> _MATERIAL PROVIDED_:
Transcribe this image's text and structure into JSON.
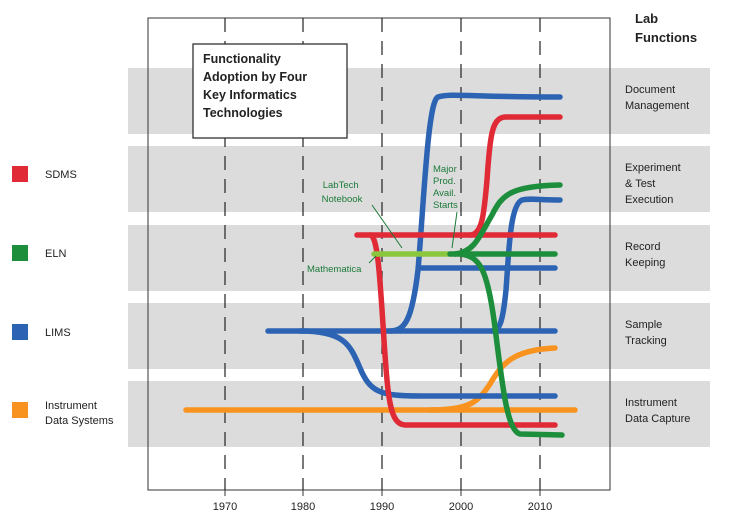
---
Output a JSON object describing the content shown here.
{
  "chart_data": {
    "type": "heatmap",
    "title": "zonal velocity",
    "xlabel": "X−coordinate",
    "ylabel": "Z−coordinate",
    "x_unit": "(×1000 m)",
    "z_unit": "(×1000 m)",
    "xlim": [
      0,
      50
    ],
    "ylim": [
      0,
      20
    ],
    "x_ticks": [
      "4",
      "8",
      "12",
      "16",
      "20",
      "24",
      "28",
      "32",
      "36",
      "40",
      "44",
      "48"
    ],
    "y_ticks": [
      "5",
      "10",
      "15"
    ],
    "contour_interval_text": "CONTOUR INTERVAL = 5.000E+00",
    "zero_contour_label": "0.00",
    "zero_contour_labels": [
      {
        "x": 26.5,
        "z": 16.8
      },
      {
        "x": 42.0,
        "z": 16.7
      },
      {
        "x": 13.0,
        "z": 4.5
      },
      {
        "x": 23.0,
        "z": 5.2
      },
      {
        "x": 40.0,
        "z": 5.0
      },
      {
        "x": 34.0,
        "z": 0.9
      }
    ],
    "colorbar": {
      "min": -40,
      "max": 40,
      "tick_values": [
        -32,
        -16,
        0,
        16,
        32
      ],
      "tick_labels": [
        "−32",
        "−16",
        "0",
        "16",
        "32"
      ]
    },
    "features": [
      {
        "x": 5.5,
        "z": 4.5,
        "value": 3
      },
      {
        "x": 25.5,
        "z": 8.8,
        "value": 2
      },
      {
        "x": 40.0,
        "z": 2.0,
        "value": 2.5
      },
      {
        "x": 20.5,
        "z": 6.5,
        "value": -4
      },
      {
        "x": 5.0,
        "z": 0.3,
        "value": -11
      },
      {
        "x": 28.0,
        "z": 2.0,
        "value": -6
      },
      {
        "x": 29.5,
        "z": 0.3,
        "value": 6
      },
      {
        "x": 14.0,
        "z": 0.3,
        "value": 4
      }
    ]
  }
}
--
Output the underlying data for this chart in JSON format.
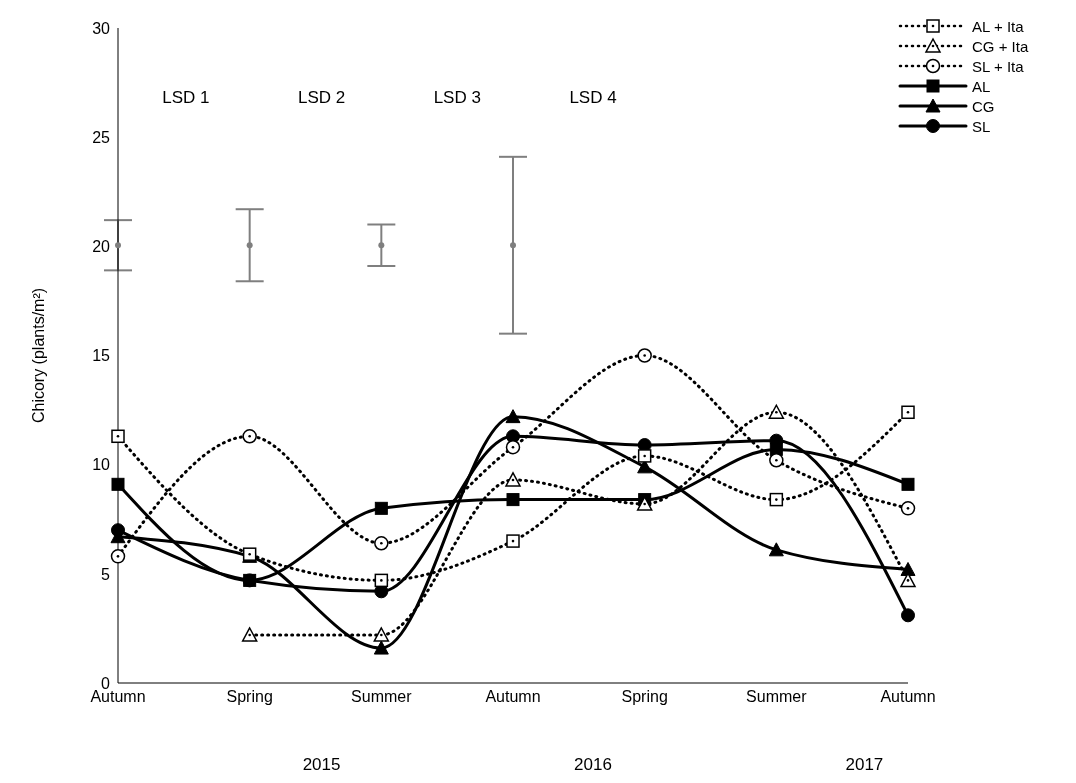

> _PROBLEM DETAILS_:
Copy out every line where the word "this" occurs.

> _ANSWER TO THE EXERCISE_:
Transcribe this image's text and structure into JSON.
Output the underlying data for this chart in JSON format.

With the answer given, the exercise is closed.